- _Work instructions_: From the entries below, pull out each line where "洛阳师范学院" appears.

[Extracted records]
— begin —

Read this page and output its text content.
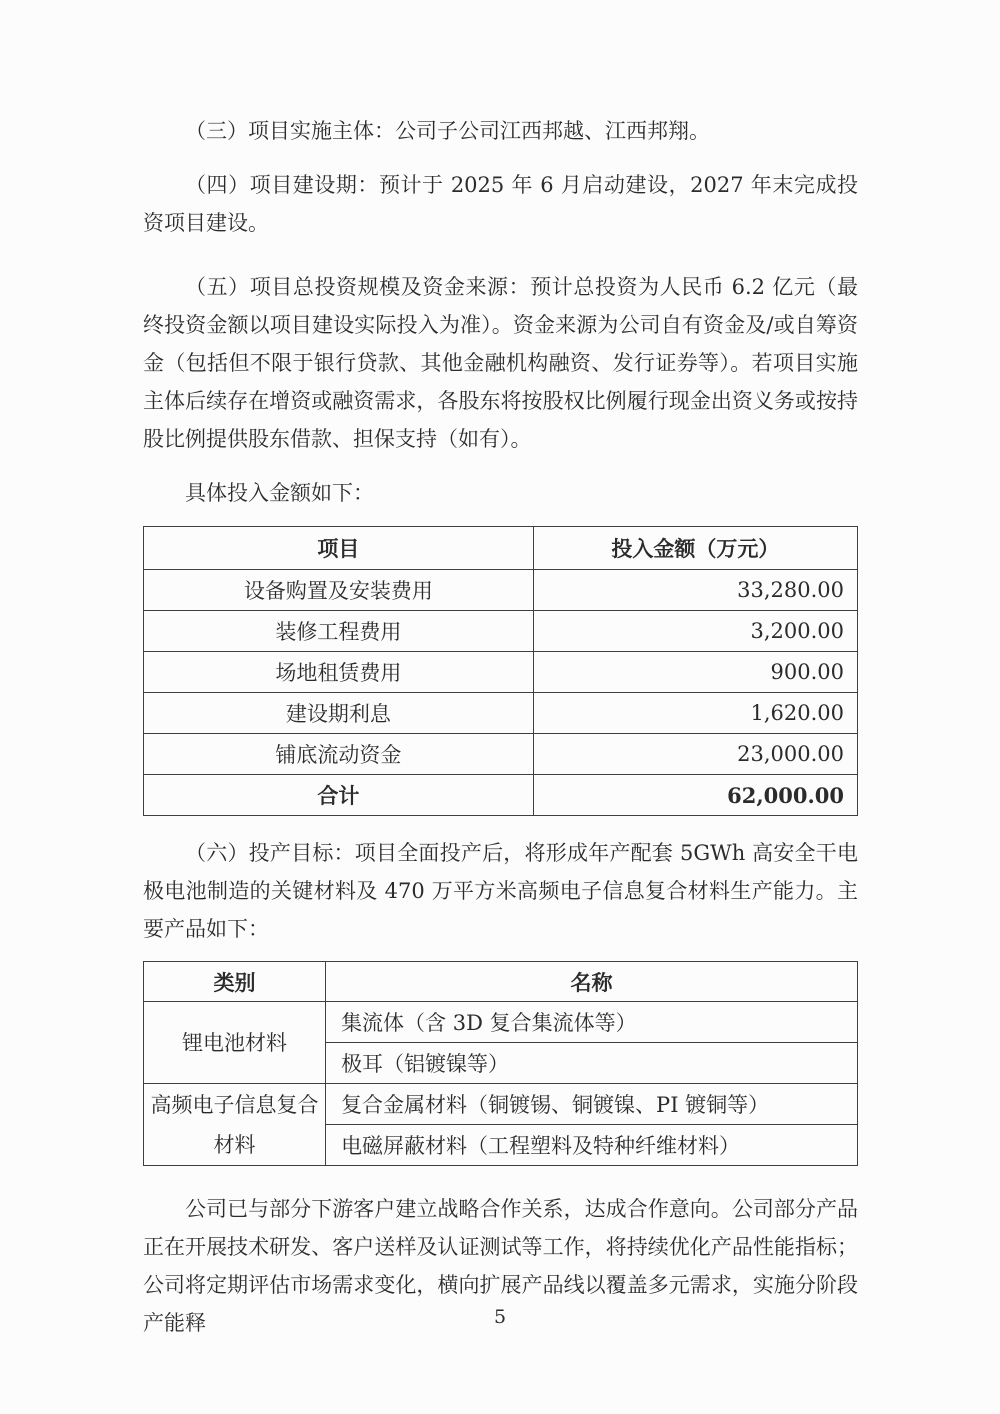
（三）项目实施主体：公司子公司江西邦越、江西邦翔。

（四）项目建设期：预计于 2025 年 6 月启动建设，2027 年末完成投资项目建设。

（五）项目总投资规模及资金来源：预计总投资为人民币 6.2 亿元（最终投资金额以项目建设实际投入为准）。资金来源为公司自有资金及/或自筹资金（包括但不限于银行贷款、其他金融机构融资、发行证券等）。若项目实施主体后续存在增资或融资需求，各股东将按股权比例履行现金出资义务或按持股比例提供股东借款、担保支持（如有）。

具体投入金额如下：

项目	投入金额（万元）
设备购置及安装费用	33,280.00
装修工程费用	3,200.00
场地租赁费用	900.00
建设期利息	1,620.00
铺底流动资金	23,000.00
合计	62,000.00

（六）投产目标：项目全面投产后，将形成年产配套 5GWh 高安全干电极电池制造的关键材料及 470 万平方米高频电子信息复合材料生产能力。主要产品如下：

类别	名称
锂电池材料	集流体（含 3D 复合集流体等）
	极耳（铝镀镍等）
高频电子信息复合材料	复合金属材料（铜镀锡、铜镀镍、PI 镀铜等）
	电磁屏蔽材料（工程塑料及特种纤维材料）

公司已与部分下游客户建立战略合作关系，达成合作意向。公司部分产品正在开展技术研发、客户送样及认证测试等工作，将持续优化产品性能指标；公司将定期评估市场需求变化，横向扩展产品线以覆盖多元需求，实施分阶段产能释	5
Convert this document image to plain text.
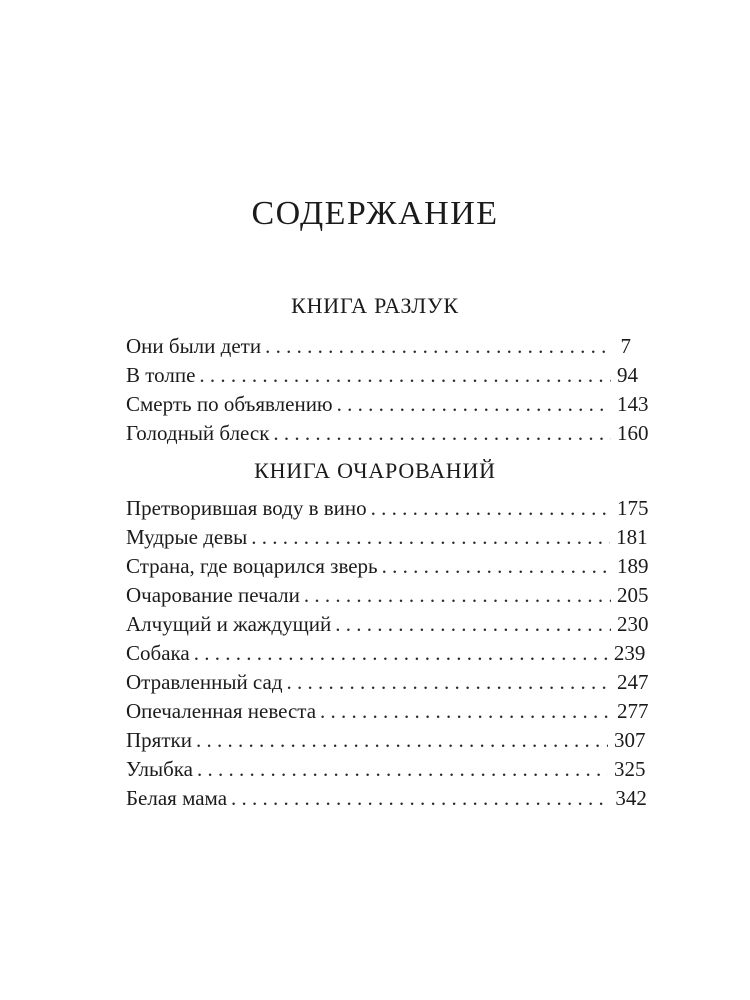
СОДЕРЖАНИЕ
КНИГА РАЗЛУК
Они были дети . . .	7
В толпе . . .	94
Смерть по объявлению . . .	143
Голодный блеск . . .	160
КНИГА ОЧАРОВАНИЙ
Претворившая воду в вино . . .	175
Мудрые девы . . .	181
Страна, где воцарился зверь . . .	189
Очарование печали . . .	205
Алчущий и жаждущий . . .	230
Собака . . .	239
Отравленный сад . . .	247
Опечаленная невеста . . .	277
Прятки . . .	307
Улыбка . . .	325
Белая мама . . .	342
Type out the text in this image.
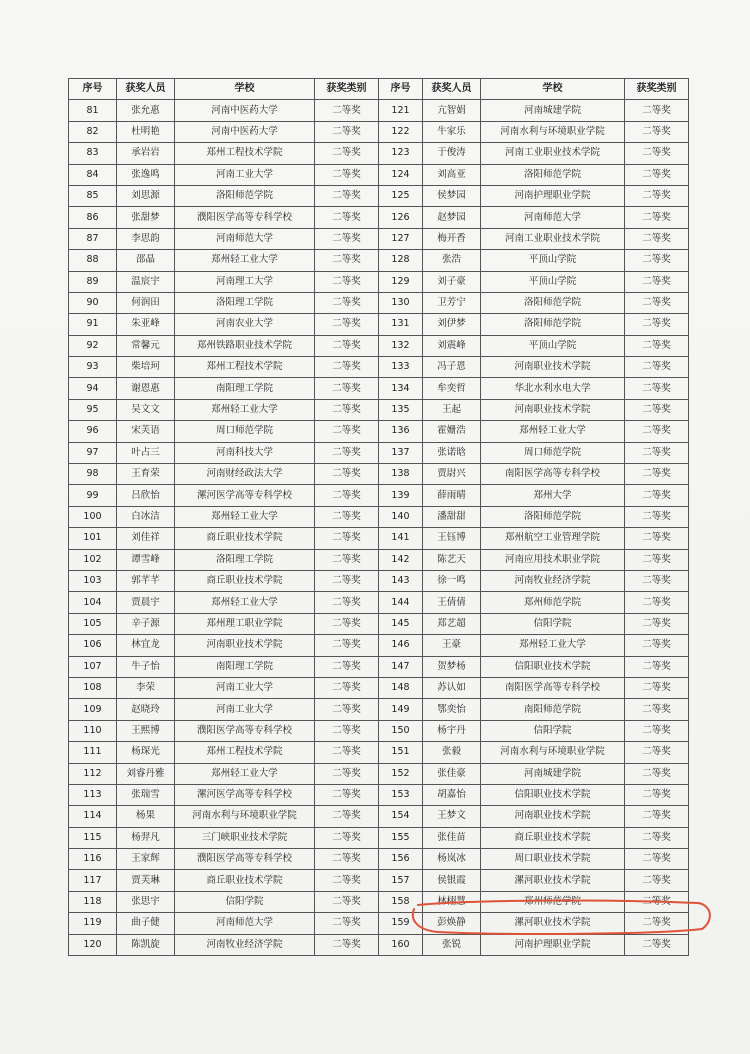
序号	获奖人员	学校	获奖类别	序号	获奖人员	学校	获奖类别
81	张允惠	河南中医药大学	二等奖	121	亢智娟	河南城建学院	二等奖
82	杜明艳	河南中医药大学	二等奖	122	牛家乐	河南水利与环境职业学院	二等奖
83	承岩岩	郑州工程技术学院	二等奖	123	于俊涛	河南工业职业技术学院	二等奖
84	张逸鸣	河南工业大学	二等奖	124	刘高亚	洛阳师范学院	二等奖
85	刘思源	洛阳师范学院	二等奖	125	侯梦园	河南护理职业学院	二等奖
86	张甜梦	濮阳医学高等专科学校	二等奖	126	赵梦园	河南师范大学	二等奖
87	李思韵	河南师范大学	二等奖	127	梅开香	河南工业职业技术学院	二等奖
88	邵晶	郑州轻工业大学	二等奖	128	张浩	平顶山学院	二等奖
89	温宸宇	河南理工大学	二等奖	129	刘子豪	平顶山学院	二等奖
90	何润田	洛阳理工学院	二等奖	130	卫芳宁	洛阳师范学院	二等奖
91	朱亚峰	河南农业大学	二等奖	131	刘伊梦	洛阳师范学院	二等奖
92	常馨元	郑州铁路职业技术学院	二等奖	132	刘震峰	平顶山学院	二等奖
93	柴培珂	郑州工程技术学院	二等奖	133	冯子恩	河南职业技术学院	二等奖
94	谢恩惠	南阳理工学院	二等奖	134	牟奕哲	华北水利水电大学	二等奖
95	吴文文	郑州轻工业大学	二等奖	135	王起	河南职业技术学院	二等奖
96	宋芙语	周口师范学院	二等奖	136	霍姗浩	郑州轻工业大学	二等奖
97	叶占三	河南科技大学	二等奖	137	张诺晗	周口师范学院	二等奖
98	王育荣	河南财经政法大学	二等奖	138	贾尉兴	南阳医学高等专科学校	二等奖
99	吕欣怡	漯河医学高等专科学校	二等奖	139	薛雨晴	郑州大学	二等奖
100	白冰洁	郑州轻工业大学	二等奖	140	潘甜甜	洛阳师范学院	二等奖
101	刘佳祥	商丘职业技术学院	二等奖	141	王钰博	郑州航空工业管理学院	二等奖
102	谭雪峰	洛阳理工学院	二等奖	142	陈艺天	河南应用技术职业学院	二等奖
103	郭芊芊	商丘职业技术学院	二等奖	143	徐一鸣	河南牧业经济学院	二等奖
104	贾晨宇	郑州轻工业大学	二等奖	144	王倩倩	郑州师范学院	二等奖
105	辛子源	郑州理工职业学院	二等奖	145	郑艺超	信阳学院	二等奖
106	林宜龙	河南职业技术学院	二等奖	146	王豪	郑州轻工业大学	二等奖
107	牛子怡	南阳理工学院	二等奖	147	贺梦杨	信阳职业技术学院	二等奖
108	李荣	河南工业大学	二等奖	148	苏认如	南阳医学高等专科学校	二等奖
109	赵晓玲	河南工业大学	二等奖	149	鄂奕怡	南阳师范学院	二等奖
110	王熙博	濮阳医学高等专科学校	二等奖	150	杨宇丹	信阳学院	二等奖
111	杨琛光	郑州工程技术学院	二等奖	151	张毅	河南水利与环境职业学院	二等奖
112	刘睿丹雅	郑州轻工业大学	二等奖	152	张佳豪	河南城建学院	二等奖
113	张瑞雪	漯河医学高等专科学校	二等奖	153	胡嘉怡	信阳职业技术学院	二等奖
114	杨果	河南水利与环境职业学院	二等奖	154	王梦文	河南职业技术学院	二等奖
115	杨羿凡	三门峡职业技术学院	二等奖	155	张佳苗	商丘职业技术学院	二等奖
116	王家辉	濮阳医学高等专科学校	二等奖	156	杨岚冰	周口职业技术学院	二等奖
117	贾芙琳	商丘职业技术学院	二等奖	157	侯银霞	漯河职业技术学院	二等奖
118	张思宇	信阳学院	二等奖	158	林栩慧	郑州师范学院	二等奖
119	曲子健	河南师范大学	二等奖	159	彭焕静	漯河职业技术学院	二等奖
120	陈凯旋	河南牧业经济学院	二等奖	160	张锐	河南护理职业学院	二等奖
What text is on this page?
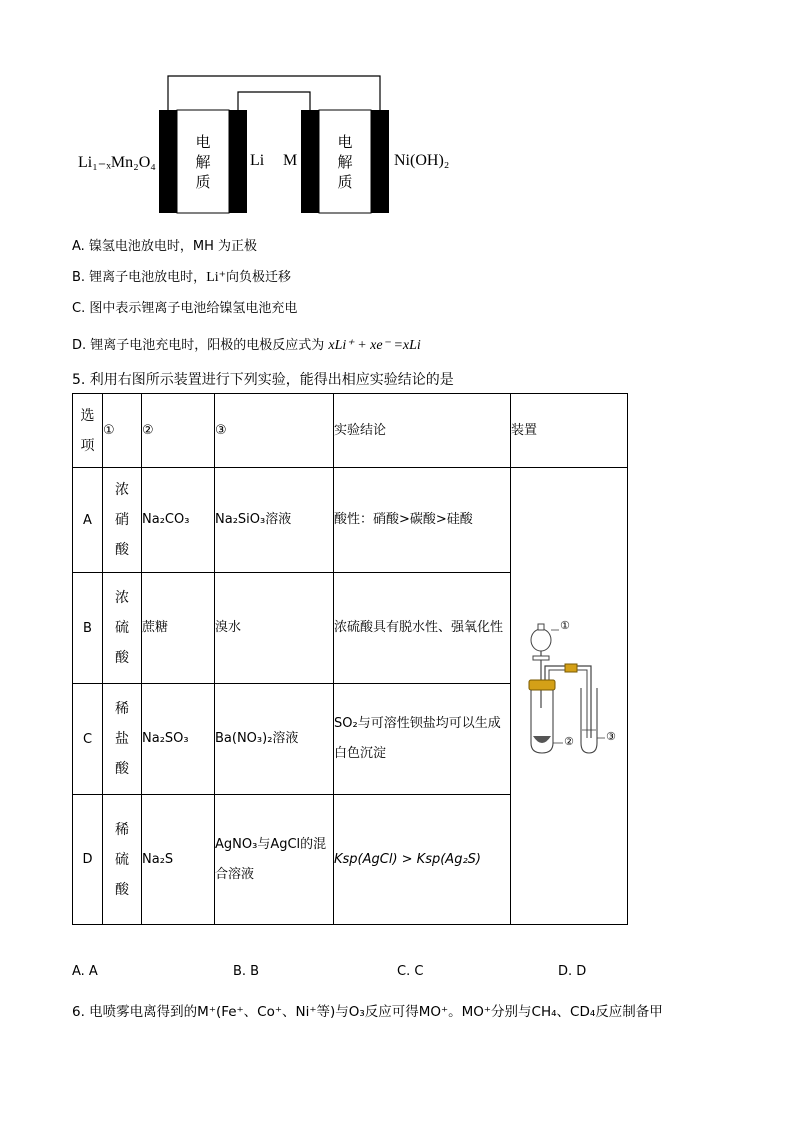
电解质
电解质
Li₁₋ₓMn₂O₄	Li M	Ni(OH)₂
A. 镍氢电池放电时，MH 为正极
B. 锂离子电池放电时，Li⁺向负极迁移
C. 图中表示锂离子电池给镍氢电池充电
D. 锂离子电池充电时，阳极的电极反应式为 xLi⁺ + xe⁻ =xLi
5. 利用右图所示装置进行下列实验，能得出相应实验结论的是
选项	①	②	③	实验结论	装置
A	浓硝酸	Na₂CO₃	Na₂SiO₃溶液	酸性：硝酸>碳酸>硅酸	①
② ③

B	浓硫酸	蔗糖	溴水	浓硫酸具有脱水性、强氧化性	
C	稀盐酸	Na₂SO₃	Ba(NO₃)₂溶液	SO₂与可溶性钡盐均可以生成白色沉淀	
D	稀硫酸	Na₂S	AgNO₃与AgCl的混合溶液	Ksp(AgCl) > Ksp(Ag₂S)	
A. A	B. B	C. C	D. D
6. 电喷雾电离得到的M⁺(Fe⁺、Co⁺、Ni⁺等)与O₃反应可得MO⁺。MO⁺分别与CH₄、CD₄反应制备甲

— end —

- _Exercise result_:
84	张逸鸣	河南工业大学	二等奖	124	刘高亚	洛阳师范学院	二等奖
85	刘思源	洛阳师范学院	二等奖	125	侯梦园	河南护理职业学院	二等奖
90	何润田	洛阳理工学院	二等奖	130	卫芳宁	洛阳师范学院	二等奖
91	朱亚峰	河南农业大学	二等奖	131	刘伊梦	洛阳师范学院	二等奖
100	白冰洁	郑州轻工业大学	二等奖	140	潘甜甜	洛阳师范学院	二等奖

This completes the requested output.